What is being asked: For the material that follows, list every line containing the word "BLACK".

Records supplied:
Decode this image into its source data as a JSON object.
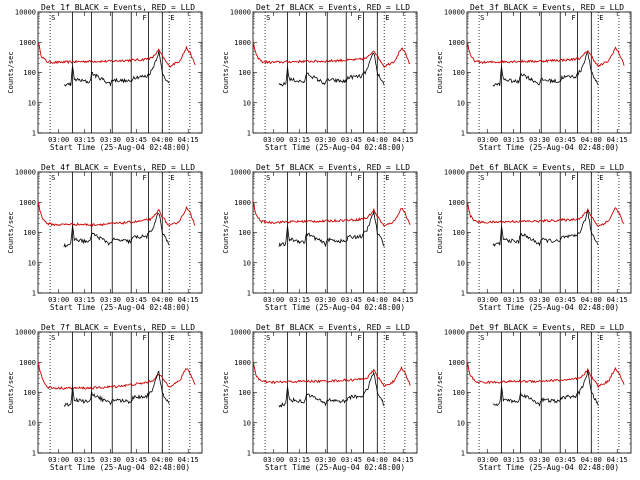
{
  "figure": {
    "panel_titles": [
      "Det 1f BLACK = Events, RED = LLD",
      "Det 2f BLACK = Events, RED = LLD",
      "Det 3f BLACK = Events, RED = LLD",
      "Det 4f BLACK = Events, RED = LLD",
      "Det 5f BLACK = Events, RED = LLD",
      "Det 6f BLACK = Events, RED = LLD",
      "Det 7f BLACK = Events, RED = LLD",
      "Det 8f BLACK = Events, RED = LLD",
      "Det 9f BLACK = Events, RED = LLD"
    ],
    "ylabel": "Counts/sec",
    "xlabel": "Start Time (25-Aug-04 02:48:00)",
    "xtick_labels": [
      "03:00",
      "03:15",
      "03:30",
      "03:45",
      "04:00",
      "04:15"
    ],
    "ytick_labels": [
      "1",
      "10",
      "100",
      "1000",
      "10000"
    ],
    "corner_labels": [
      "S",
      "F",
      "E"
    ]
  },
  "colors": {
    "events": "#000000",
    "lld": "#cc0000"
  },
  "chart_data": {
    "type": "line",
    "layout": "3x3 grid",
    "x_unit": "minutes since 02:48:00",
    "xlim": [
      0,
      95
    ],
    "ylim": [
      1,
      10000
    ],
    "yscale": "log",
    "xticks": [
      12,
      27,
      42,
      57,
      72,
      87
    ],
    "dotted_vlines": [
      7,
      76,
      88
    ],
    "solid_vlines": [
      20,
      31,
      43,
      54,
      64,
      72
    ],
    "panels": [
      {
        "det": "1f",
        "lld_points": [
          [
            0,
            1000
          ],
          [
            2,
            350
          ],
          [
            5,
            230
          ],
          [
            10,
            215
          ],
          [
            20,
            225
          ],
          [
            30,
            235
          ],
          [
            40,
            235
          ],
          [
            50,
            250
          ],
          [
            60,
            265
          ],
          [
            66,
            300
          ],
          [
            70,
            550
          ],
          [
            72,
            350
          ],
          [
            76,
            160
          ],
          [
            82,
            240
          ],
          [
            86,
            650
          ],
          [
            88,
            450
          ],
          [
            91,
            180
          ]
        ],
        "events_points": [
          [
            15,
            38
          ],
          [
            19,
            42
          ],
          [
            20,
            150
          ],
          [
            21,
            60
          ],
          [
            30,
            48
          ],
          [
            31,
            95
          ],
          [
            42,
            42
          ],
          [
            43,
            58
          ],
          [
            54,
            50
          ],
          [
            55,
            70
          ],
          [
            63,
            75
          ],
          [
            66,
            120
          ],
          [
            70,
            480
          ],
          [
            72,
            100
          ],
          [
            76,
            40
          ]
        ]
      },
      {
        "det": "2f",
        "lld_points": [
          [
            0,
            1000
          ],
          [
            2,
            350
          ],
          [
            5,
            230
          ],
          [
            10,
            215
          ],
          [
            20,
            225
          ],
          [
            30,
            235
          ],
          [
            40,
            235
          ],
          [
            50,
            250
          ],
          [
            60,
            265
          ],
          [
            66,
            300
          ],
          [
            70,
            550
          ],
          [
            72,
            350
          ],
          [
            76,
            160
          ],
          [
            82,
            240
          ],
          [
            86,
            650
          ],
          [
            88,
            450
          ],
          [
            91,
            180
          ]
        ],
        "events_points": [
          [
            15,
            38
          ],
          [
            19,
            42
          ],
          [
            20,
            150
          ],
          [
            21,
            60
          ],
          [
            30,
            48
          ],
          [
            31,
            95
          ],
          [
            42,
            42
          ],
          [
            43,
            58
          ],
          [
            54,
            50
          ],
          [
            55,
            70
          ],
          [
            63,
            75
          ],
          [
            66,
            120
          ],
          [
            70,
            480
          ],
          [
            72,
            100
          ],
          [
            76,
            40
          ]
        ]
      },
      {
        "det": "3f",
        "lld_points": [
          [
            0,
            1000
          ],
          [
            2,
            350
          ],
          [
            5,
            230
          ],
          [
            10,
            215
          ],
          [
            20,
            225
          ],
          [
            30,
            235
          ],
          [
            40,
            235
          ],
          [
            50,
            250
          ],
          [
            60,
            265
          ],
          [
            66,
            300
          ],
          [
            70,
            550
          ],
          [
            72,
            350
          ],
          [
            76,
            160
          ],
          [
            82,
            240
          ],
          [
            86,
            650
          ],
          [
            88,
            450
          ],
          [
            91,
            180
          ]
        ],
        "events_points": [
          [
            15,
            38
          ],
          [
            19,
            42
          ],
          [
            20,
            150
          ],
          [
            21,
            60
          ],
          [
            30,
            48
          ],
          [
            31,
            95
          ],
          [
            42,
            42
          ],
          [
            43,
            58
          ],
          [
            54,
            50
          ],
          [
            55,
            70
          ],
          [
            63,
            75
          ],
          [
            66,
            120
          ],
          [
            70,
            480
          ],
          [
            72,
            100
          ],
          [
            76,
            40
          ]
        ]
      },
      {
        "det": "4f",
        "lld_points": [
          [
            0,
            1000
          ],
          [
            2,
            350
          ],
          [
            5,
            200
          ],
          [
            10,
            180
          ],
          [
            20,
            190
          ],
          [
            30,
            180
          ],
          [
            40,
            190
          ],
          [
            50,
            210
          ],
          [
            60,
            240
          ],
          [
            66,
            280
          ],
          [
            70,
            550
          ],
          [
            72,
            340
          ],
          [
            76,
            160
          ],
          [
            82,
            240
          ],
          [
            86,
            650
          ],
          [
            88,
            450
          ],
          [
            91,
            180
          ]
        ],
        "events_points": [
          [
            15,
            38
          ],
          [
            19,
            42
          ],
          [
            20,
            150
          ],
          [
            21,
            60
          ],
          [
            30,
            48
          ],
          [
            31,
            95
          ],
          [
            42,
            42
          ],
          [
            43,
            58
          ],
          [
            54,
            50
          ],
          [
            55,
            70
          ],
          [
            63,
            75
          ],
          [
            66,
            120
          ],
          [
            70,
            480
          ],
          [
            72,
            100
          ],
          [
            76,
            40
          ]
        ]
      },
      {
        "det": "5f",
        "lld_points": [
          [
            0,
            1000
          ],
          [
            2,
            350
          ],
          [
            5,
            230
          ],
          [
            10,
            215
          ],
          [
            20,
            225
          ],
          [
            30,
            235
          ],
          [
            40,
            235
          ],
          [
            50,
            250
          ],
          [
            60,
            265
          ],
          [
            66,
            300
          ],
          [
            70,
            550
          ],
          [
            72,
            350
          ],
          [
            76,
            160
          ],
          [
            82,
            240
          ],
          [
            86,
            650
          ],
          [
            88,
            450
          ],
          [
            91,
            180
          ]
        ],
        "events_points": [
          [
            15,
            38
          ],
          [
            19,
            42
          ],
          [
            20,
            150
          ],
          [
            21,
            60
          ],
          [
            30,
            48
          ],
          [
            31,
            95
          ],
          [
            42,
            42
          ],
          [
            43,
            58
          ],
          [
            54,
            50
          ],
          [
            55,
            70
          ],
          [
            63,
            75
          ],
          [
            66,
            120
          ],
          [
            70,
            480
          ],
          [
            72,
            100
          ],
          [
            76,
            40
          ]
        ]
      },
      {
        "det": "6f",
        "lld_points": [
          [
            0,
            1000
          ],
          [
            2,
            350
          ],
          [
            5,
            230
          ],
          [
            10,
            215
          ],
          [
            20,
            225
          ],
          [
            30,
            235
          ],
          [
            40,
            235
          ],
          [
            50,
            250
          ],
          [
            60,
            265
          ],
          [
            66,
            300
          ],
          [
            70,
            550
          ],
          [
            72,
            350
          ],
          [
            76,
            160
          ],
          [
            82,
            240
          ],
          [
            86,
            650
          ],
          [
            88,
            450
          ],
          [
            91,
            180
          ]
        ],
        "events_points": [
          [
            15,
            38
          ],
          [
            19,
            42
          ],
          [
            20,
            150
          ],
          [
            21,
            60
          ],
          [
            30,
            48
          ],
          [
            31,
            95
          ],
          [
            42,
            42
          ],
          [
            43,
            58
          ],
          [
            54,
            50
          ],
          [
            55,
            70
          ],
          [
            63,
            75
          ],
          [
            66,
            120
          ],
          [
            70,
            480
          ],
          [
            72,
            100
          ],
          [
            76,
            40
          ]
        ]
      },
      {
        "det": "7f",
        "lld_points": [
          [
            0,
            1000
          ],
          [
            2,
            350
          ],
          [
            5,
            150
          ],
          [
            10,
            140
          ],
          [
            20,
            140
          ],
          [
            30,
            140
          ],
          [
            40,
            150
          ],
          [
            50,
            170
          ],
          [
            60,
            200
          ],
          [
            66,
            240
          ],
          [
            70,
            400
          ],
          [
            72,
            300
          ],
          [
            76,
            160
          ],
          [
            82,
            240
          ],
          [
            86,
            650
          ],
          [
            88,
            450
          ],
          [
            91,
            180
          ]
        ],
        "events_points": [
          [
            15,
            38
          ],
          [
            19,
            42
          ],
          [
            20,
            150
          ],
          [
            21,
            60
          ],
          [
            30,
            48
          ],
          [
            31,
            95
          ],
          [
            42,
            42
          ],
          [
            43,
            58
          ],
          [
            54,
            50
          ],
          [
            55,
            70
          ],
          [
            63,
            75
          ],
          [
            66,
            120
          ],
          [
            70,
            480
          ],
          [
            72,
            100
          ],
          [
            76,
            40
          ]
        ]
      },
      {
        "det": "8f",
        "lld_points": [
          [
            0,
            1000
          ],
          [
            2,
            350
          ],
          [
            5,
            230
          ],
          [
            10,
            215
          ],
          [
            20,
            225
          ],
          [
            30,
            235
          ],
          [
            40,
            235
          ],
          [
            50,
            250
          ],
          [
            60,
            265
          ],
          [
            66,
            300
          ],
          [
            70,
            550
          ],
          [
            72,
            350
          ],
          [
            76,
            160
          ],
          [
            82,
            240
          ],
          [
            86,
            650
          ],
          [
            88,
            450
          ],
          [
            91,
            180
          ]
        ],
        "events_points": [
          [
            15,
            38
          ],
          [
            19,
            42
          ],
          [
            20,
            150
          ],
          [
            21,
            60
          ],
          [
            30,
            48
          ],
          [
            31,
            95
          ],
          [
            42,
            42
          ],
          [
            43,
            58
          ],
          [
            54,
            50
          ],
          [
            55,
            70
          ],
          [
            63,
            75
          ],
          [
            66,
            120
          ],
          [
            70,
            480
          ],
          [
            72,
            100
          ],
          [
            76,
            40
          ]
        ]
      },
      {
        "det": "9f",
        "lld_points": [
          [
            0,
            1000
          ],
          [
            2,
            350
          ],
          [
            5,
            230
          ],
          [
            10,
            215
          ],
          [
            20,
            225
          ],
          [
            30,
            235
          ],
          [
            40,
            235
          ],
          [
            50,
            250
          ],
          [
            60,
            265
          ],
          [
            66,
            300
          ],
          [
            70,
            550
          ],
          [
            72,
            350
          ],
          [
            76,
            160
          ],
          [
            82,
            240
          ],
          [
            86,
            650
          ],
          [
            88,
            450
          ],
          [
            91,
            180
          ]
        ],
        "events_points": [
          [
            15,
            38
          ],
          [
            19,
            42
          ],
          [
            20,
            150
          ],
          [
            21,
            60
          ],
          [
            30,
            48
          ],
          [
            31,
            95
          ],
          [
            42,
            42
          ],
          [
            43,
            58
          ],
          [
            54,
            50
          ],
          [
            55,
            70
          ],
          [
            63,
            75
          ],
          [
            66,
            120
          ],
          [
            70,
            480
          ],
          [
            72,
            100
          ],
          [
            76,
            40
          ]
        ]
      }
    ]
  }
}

Task solution:
      "Det 1f BLACK = Events, RED = LLD",
      "Det 2f BLACK = Events, RED = LLD",
      "Det 3f BLACK = Events, RED = LLD",
      "Det 4f BLACK = Events, RED = LLD",
      "Det 5f BLACK = Events, RED = LLD",
      "Det 6f BLACK = Events, RED = LLD",
      "Det 7f BLACK = Events, RED = LLD",
      "Det 8f BLACK = Events, RED = LLD",
      "Det 9f BLACK = Events, RED = LLD"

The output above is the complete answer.